**RECORDS PROVIDED**
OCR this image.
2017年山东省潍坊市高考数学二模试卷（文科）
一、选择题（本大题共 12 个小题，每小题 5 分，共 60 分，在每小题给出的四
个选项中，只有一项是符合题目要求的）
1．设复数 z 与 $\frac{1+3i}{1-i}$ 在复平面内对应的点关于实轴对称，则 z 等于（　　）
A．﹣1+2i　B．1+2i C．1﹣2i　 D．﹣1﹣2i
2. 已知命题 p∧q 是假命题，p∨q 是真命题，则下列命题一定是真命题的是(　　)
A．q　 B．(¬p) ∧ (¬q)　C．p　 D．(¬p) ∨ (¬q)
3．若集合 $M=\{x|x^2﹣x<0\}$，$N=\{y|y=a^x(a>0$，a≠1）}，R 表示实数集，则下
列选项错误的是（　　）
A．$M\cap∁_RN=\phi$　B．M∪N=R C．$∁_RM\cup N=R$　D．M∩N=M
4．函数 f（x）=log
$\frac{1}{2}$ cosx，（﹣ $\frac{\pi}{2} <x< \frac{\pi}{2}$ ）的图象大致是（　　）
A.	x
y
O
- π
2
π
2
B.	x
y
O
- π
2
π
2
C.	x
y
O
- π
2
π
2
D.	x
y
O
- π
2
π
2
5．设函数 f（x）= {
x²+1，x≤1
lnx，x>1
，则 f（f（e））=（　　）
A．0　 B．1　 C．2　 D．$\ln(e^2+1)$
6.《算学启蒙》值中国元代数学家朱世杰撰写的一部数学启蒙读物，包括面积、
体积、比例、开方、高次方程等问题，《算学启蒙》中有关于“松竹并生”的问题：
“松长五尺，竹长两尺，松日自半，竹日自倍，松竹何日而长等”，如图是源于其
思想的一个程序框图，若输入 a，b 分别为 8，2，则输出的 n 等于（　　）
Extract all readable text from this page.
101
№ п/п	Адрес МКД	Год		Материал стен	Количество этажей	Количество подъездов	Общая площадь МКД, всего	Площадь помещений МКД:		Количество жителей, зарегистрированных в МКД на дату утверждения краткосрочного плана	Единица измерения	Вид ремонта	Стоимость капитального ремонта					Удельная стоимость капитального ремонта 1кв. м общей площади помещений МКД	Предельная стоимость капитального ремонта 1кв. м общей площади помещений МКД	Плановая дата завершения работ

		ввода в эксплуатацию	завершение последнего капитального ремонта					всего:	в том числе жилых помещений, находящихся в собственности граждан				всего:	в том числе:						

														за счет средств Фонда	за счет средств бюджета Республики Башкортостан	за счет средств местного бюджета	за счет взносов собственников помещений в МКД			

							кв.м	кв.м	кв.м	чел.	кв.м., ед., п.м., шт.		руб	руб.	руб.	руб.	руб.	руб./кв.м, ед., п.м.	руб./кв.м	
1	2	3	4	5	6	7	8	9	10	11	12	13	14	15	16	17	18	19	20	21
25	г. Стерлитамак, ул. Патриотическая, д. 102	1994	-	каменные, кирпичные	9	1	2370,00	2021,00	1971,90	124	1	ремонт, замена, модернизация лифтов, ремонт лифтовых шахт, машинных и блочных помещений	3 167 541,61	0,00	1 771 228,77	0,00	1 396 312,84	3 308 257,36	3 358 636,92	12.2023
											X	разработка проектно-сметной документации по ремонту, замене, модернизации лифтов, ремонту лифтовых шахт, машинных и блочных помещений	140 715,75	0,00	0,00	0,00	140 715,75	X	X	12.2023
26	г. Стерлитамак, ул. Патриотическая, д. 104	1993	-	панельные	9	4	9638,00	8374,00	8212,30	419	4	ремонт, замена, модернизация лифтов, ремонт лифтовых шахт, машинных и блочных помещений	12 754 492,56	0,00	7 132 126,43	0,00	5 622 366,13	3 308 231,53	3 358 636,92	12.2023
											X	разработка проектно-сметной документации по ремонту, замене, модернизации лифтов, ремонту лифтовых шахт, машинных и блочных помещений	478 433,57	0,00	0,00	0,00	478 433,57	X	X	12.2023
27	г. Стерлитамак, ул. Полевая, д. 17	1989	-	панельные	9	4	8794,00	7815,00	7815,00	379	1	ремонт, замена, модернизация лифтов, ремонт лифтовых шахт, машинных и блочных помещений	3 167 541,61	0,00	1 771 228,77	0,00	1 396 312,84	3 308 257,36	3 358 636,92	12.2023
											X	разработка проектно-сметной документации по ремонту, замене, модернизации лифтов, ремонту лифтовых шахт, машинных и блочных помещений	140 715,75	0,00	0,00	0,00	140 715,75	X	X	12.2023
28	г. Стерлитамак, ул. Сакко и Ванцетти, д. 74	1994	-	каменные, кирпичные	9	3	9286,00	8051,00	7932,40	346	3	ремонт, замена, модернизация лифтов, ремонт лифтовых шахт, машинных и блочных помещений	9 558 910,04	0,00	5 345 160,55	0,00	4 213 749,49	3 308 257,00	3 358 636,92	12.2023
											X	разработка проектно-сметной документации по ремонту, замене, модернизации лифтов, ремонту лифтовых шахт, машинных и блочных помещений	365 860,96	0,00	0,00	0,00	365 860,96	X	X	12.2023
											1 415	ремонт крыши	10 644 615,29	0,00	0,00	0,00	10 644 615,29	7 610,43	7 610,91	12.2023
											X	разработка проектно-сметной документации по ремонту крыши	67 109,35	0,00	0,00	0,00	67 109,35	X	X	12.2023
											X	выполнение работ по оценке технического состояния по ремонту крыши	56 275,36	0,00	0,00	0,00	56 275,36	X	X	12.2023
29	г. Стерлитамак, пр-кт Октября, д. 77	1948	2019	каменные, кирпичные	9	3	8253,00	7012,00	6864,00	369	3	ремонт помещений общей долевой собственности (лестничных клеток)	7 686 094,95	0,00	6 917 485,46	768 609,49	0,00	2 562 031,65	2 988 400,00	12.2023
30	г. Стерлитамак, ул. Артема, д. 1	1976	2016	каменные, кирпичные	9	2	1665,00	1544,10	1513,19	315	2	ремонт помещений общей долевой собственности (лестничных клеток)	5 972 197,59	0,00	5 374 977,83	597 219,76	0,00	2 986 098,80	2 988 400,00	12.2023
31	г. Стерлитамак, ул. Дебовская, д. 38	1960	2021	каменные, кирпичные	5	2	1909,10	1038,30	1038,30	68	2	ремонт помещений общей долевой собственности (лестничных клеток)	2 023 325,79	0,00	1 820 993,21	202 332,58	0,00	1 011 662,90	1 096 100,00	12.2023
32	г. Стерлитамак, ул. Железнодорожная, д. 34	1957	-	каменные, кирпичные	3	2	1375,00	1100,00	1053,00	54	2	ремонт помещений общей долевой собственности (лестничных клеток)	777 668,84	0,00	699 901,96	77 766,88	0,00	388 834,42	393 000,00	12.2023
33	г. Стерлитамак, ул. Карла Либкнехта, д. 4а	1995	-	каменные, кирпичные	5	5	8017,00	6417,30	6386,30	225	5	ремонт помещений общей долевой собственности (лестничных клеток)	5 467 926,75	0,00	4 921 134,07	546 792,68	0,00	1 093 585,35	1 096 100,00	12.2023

**REQUEST**
Take the entries above and copy them out exactly.

**THE ANSWER**
OCR this image.
2017年山东省潍坊市高考数学二模试卷（文科）
一、选择题（本大题共 12 个小题，每小题 5 分，共 60 分，在每小题给出的四
个选项中，只有一项是符合题目要求的）
1．设复数 z 与 $\frac{1+3i}{1-i}$ 在复平面内对应的点关于实轴对称，则 z 等于（　　）
A．﹣1+2i　B．1+2i C．1﹣2i　 D．﹣1﹣2i
2. 已知命题 p∧q 是假命题，p∨q 是真命题，则下列命题一定是真命题的是(　　)
A．q　 B．(¬p) ∧ (¬q)　C．p　 D．(¬p) ∨ (¬q)
3．若集合 $M=\{x|x^2﹣x<0\}$，$N=\{y|y=a^x(a>0$，a≠1）}，R 表示实数集，则下
列选项错误的是（　　）
A．$M\cap∁_RN=\phi$　B．M∪N=R C．$∁_RM\cup N=R$　D．M∩N=M
4．函数 f（x）=log
$\frac{1}{2}$ cosx，（﹣ $\frac{\pi}{2} <x< \frac{\pi}{2}$ ）的图象大致是（　　）
A.	x
y
O
- π
2
π
2
B.	x
y
O
- π
2
π
2
C.	x
y
O
- π
2
π
2
D.	x
y
O
- π
2
π
2
5．设函数 f（x）= {
x²+1，x≤1
lnx，x>1
，则 f（f（e））=（　　）
A．0　 B．1　 C．2　 D．$\ln(e^2+1)$
6.《算学启蒙》值中国元代数学家朱世杰撰写的一部数学启蒙读物，包括面积、
体积、比例、开方、高次方程等问题，《算学启蒙》中有关于“松竹并生”的问题：
“松长五尺，竹长两尺，松日自半，竹日自倍，松竹何日而长等”，如图是源于其
思想的一个程序框图，若输入 a，b 分别为 8，2，则输出的 n 等于（　　）
Extract all readable text from this page.
101
№ п/п	Адрес МКД	Год		Материал стен	Количество этажей	Количество подъездов	Общая площадь МКД, всего	Площадь помещений МКД:		Количество жителей, зарегистрированных в МКД на дату утверждения краткосрочного плана	Единица измерения	Вид ремонта	Стоимость капитального ремонта					Удельная стоимость капитального ремонта 1кв. м общей площади помещений МКД	Предельная стоимость капитального ремонта 1кв. м общей площади помещений МКД	Плановая дата завершения работ

		ввода в эксплуатацию	завершение последнего капитального ремонта					всего:	в том числе жилых помещений, находящихся в собственности граждан				всего:	в том числе:						

														за счет средств Фонда	за счет средств бюджета Республики Башкортостан	за счет средств местного бюджета	за счет взносов собственников помещений в МКД			

							кв.м	кв.м	кв.м	чел.	кв.м., ед., п.м., шт.		руб	руб.	руб.	руб.	руб.	руб./кв.м, ед., п.м.	руб./кв.м	
1	2	3	4	5	6	7	8	9	10	11	12	13	14	15	16	17	18	19	20	21
25	г. Стерлитамак, ул. Патриотическая, д. 102	1994	-	каменные, кирпичные	9	1	2370,00	2021,00	1971,90	124	1	ремонт, замена, модернизация лифтов, ремонт лифтовых шахт, машинных и блочных помещений	3 167 541,61	0,00	1 771 228,77	0,00	1 396 312,84	3 308 257,36	3 358 636,92	12.2023
											X	разработка проектно-сметной документации по ремонту, замене, модернизации лифтов, ремонту лифтовых шахт, машинных и блочных помещений	140 715,75	0,00	0,00	0,00	140 715,75	X	X	12.2023
26	г. Стерлитамак, ул. Патриотическая, д. 104	1993	-	панельные	9	4	9638,00	8374,00	8212,30	419	4	ремонт, замена, модернизация лифтов, ремонт лифтовых шахт, машинных и блочных помещений	12 754 492,56	0,00	7 132 126,43	0,00	5 622 366,13	3 308 231,53	3 358 636,92	12.2023
											X	разработка проектно-сметной документации по ремонту, замене, модернизации лифтов, ремонту лифтовых шахт, машинных и блочных помещений	478 433,57	0,00	0,00	0,00	478 433,57	X	X	12.2023
27	г. Стерлитамак, ул. Полевая, д. 17	1989	-	панельные	9	4	8794,00	7815,00	7815,00	379	1	ремонт, замена, модернизация лифтов, ремонт лифтовых шахт, машинных и блочных помещений	3 167 541,61	0,00	1 771 228,77	0,00	1 396 312,84	3 308 257,36	3 358 636,92	12.2023
											X	разработка проектно-сметной документации по ремонту, замене, модернизации лифтов, ремонту лифтовых шахт, машинных и блочных помещений	140 715,75	0,00	0,00	0,00	140 715,75	X	X	12.2023
28	г. Стерлитамак, ул. Сакко и Ванцетти, д. 74	1994	-	каменные, кирпичные	9	3	9286,00	8051,00	7932,40	346	3	ремонт, замена, модернизация лифтов, ремонт лифтовых шахт, машинных и блочных помещений	9 558 910,04	0,00	5 345 160,55	0,00	4 213 749,49	3 308 257,00	3 358 636,92	12.2023
											X	разработка проектно-сметной документации по ремонту, замене, модернизации лифтов, ремонту лифтовых шахт, машинных и блочных помещений	365 860,96	0,00	0,00	0,00	365 860,96	X	X	12.2023
											1 415	ремонт крыши	10 644 615,29	0,00	0,00	0,00	10 644 615,29	7 610,43	7 610,91	12.2023
											X	разработка проектно-сметной документации по ремонту крыши	67 109,35	0,00	0,00	0,00	67 109,35	X	X	12.2023
											X	выполнение работ по оценке технического состояния по ремонту крыши	56 275,36	0,00	0,00	0,00	56 275,36	X	X	12.2023
29	г. Стерлитамак, пр-кт Октября, д. 77	1948	2019	каменные, кирпичные	9	3	8253,00	7012,00	6864,00	369	3	ремонт помещений общей долевой собственности (лестничных клеток)	7 686 094,95	0,00	6 917 485,46	768 609,49	0,00	2 562 031,65	2 988 400,00	12.2023
30	г. Стерлитамак, ул. Артема, д. 1	1976	2016	каменные, кирпичные	9	2	1665,00	1544,10	1513,19	315	2	ремонт помещений общей долевой собственности (лестничных клеток)	5 972 197,59	0,00	5 374 977,83	597 219,76	0,00	2 986 098,80	2 988 400,00	12.2023
31	г. Стерлитамак, ул. Дебовская, д. 38	1960	2021	каменные, кирпичные	5	2	1909,10	1038,30	1038,30	68	2	ремонт помещений общей долевой собственности (лестничных клеток)	2 023 325,79	0,00	1 820 993,21	202 332,58	0,00	1 011 662,90	1 096 100,00	12.2023
32	г. Стерлитамак, ул. Железнодорожная, д. 34	1957	-	каменные, кирпичные	3	2	1375,00	1100,00	1053,00	54	2	ремонт помещений общей долевой собственности (лестничных клеток)	777 668,84	0,00	699 901,96	77 766,88	0,00	388 834,42	393 000,00	12.2023
33	г. Стерлитамак, ул. Карла Либкнехта, д. 4а	1995	-	каменные, кирпичные	5	5	8017,00	6417,30	6386,30	225	5	ремонт помещений общей долевой собственности (лестничных клеток)	5 467 926,75	0,00	4 921 134,07	546 792,68	0,00	1 093 585,35	1 096 100,00	12.2023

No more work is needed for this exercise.